> Request: Pull every line that holds the word "appear" from the entries.

(Saved entries)
********************
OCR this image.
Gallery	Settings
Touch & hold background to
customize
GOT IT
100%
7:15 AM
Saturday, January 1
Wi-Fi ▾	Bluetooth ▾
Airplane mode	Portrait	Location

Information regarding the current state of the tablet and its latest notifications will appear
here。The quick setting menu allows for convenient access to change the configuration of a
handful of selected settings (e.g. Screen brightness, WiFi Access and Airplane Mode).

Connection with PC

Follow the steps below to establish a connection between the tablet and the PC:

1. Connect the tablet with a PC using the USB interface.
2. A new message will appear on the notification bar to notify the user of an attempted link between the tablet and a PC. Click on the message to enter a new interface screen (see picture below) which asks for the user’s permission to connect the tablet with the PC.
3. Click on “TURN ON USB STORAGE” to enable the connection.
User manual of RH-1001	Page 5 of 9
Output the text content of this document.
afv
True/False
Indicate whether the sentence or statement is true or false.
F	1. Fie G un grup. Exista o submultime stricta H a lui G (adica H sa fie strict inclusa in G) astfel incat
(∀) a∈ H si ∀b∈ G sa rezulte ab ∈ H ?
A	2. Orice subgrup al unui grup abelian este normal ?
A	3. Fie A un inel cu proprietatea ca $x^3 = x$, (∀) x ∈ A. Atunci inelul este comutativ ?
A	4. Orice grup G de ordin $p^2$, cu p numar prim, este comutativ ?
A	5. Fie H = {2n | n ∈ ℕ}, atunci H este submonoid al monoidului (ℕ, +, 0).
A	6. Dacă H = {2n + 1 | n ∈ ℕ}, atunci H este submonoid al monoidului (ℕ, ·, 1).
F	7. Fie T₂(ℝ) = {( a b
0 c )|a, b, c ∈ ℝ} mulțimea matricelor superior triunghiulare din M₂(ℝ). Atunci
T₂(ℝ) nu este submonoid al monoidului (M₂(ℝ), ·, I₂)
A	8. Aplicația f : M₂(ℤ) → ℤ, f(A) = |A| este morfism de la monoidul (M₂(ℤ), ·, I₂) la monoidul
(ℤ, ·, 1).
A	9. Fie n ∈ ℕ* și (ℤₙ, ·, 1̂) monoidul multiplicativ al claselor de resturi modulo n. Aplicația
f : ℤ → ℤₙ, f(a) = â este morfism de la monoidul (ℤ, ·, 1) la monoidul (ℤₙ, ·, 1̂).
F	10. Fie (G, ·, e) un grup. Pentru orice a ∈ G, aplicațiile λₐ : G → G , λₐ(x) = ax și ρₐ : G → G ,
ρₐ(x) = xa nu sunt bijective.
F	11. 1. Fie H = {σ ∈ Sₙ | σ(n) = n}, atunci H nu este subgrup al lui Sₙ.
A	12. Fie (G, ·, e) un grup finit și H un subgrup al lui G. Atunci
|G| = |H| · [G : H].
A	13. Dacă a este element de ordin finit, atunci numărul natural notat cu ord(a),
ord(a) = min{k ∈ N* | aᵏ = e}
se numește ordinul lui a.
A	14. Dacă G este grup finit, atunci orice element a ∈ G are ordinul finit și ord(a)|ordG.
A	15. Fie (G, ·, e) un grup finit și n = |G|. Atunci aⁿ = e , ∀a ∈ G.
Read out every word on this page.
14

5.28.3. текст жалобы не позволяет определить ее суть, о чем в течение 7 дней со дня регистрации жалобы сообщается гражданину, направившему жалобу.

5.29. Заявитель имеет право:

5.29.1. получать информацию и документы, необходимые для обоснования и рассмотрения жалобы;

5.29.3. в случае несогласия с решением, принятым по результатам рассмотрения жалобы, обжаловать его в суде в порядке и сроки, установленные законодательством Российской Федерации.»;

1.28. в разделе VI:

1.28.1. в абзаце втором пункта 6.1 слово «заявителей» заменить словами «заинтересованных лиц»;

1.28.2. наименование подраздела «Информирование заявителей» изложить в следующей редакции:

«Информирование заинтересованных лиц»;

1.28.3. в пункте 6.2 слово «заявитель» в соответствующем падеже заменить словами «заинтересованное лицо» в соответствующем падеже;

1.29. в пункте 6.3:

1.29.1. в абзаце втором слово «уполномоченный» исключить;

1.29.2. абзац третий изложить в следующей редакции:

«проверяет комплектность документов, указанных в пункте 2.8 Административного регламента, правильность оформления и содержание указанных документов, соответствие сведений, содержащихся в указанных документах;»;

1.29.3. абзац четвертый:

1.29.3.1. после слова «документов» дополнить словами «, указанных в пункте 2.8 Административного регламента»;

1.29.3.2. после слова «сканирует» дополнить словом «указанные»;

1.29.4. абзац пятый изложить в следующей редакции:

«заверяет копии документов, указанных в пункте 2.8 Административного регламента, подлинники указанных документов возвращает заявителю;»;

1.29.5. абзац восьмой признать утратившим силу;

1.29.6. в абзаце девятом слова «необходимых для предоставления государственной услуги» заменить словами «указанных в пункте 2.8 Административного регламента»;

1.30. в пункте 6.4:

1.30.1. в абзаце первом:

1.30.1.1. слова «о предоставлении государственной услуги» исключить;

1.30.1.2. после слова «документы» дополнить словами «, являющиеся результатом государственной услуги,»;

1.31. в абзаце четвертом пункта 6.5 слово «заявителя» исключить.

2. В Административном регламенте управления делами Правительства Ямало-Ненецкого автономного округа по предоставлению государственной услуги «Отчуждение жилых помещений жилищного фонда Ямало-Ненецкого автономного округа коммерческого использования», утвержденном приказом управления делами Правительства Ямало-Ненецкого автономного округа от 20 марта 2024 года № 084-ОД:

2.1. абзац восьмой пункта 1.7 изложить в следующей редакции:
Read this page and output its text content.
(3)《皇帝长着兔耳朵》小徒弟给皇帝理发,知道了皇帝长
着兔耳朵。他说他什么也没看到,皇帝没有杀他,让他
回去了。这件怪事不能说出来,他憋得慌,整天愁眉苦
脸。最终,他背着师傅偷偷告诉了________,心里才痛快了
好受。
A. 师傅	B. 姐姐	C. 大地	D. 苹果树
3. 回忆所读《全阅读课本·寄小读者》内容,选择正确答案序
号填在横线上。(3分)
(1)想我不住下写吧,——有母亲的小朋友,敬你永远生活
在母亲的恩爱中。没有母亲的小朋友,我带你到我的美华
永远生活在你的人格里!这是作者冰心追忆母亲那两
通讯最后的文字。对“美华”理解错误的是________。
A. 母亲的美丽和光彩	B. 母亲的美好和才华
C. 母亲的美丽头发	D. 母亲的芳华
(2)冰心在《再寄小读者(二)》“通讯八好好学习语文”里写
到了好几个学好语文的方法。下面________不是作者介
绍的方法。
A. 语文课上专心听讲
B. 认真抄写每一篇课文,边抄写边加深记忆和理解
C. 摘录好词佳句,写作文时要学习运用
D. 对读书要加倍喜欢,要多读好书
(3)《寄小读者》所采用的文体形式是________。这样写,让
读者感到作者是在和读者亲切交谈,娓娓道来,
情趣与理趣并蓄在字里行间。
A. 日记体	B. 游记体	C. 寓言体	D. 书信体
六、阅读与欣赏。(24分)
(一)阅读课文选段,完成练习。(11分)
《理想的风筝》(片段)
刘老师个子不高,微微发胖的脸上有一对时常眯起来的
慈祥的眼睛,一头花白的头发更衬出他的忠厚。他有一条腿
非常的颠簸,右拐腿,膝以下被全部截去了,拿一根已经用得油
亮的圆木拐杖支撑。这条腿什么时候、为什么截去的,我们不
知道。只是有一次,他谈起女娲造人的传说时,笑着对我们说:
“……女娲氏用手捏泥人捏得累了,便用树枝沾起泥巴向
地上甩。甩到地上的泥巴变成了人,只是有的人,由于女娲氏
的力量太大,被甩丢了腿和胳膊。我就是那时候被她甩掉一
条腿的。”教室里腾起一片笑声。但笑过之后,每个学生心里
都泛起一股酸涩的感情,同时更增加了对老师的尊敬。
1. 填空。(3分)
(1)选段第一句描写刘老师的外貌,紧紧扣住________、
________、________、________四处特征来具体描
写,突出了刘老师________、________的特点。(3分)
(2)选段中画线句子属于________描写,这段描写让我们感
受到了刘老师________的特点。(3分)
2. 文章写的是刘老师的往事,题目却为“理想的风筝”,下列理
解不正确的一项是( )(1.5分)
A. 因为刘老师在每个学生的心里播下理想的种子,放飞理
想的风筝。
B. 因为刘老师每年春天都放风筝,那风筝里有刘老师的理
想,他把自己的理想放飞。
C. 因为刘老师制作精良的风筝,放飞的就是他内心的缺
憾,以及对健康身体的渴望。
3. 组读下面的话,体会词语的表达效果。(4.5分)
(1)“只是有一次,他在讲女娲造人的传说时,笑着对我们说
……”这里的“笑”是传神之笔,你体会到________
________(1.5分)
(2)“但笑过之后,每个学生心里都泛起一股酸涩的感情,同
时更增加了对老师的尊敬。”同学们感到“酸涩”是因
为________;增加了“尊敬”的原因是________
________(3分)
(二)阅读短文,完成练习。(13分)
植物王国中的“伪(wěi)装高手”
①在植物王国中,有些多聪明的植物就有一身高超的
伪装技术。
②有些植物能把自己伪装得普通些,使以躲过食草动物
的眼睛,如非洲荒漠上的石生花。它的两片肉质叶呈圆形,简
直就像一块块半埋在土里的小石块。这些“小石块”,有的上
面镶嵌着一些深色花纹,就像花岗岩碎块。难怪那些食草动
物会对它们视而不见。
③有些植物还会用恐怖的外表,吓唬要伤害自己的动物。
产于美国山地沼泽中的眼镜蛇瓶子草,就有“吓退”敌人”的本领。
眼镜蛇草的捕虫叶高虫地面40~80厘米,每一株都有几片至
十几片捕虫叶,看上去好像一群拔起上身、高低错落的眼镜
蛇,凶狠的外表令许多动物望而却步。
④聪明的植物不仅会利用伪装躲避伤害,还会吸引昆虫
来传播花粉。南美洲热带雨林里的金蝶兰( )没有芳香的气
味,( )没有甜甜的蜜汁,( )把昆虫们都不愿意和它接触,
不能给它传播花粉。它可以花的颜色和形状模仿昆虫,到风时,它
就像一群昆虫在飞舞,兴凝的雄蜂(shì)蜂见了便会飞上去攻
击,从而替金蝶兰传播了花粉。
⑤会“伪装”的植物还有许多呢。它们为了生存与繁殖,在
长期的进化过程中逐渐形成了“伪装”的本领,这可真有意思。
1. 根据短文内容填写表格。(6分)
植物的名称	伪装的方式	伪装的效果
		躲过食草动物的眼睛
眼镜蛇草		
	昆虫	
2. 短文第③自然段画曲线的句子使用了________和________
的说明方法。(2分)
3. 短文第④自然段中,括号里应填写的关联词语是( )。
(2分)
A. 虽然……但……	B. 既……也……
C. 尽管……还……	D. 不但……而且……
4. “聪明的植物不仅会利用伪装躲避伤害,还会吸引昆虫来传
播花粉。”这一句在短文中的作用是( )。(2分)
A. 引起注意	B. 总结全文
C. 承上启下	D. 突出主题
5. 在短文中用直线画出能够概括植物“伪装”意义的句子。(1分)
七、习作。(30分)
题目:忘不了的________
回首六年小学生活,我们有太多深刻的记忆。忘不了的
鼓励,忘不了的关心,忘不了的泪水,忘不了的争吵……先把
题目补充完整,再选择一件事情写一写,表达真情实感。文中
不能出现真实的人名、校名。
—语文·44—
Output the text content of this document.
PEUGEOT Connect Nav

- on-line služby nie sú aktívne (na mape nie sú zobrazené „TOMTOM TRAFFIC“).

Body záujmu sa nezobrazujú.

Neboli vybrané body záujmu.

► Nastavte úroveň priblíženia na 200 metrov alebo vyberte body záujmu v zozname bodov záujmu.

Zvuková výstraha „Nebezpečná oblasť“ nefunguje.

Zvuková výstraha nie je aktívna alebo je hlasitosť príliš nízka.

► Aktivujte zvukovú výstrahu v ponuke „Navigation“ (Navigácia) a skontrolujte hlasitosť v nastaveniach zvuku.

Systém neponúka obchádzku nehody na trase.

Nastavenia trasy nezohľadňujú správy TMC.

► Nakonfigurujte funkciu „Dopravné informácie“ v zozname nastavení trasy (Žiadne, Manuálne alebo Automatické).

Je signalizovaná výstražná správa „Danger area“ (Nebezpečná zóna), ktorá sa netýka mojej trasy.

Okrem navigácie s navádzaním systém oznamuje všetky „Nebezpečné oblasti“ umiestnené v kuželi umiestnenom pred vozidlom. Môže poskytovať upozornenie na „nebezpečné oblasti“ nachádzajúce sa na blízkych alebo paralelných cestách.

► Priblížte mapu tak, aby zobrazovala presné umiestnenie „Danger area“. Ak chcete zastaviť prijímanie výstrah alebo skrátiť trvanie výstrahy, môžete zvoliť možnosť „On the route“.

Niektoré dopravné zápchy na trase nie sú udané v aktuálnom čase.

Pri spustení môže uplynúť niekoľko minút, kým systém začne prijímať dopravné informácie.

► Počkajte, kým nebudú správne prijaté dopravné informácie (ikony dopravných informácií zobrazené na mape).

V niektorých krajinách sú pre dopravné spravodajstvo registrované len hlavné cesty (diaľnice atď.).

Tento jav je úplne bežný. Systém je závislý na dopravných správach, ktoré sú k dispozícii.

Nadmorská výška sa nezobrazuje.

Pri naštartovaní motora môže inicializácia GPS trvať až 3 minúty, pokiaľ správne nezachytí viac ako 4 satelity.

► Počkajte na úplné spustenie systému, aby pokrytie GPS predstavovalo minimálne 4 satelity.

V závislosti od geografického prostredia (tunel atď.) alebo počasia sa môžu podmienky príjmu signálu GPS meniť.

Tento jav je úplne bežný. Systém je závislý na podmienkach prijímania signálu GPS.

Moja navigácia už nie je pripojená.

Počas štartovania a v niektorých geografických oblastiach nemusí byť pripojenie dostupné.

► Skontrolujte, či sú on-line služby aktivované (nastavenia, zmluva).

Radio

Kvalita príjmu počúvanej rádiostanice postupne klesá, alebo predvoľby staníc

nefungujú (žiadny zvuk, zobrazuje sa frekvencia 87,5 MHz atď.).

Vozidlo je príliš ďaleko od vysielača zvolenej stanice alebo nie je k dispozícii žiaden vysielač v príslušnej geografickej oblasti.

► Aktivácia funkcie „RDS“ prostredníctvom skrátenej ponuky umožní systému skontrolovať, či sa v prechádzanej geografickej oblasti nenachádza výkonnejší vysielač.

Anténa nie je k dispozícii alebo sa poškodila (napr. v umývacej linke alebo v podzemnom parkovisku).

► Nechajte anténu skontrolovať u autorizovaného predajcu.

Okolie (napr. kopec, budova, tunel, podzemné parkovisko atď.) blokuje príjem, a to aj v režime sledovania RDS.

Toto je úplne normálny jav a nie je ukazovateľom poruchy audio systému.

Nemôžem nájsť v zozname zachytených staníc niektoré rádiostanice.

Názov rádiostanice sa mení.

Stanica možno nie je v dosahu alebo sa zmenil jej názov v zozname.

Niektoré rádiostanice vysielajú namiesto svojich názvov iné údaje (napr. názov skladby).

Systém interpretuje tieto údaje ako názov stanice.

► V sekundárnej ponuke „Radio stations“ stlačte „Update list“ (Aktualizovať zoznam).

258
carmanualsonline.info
********************
> Exercise answer:
Information regarding the current state of the tablet and its latest notifications will appear
2. A new message will appear on the notification bar to notify the user of an attempted link between the tablet and a PC. Click on the message to enter a new interface screen (see picture below) which asks for the user’s permission to connect the tablet with the PC.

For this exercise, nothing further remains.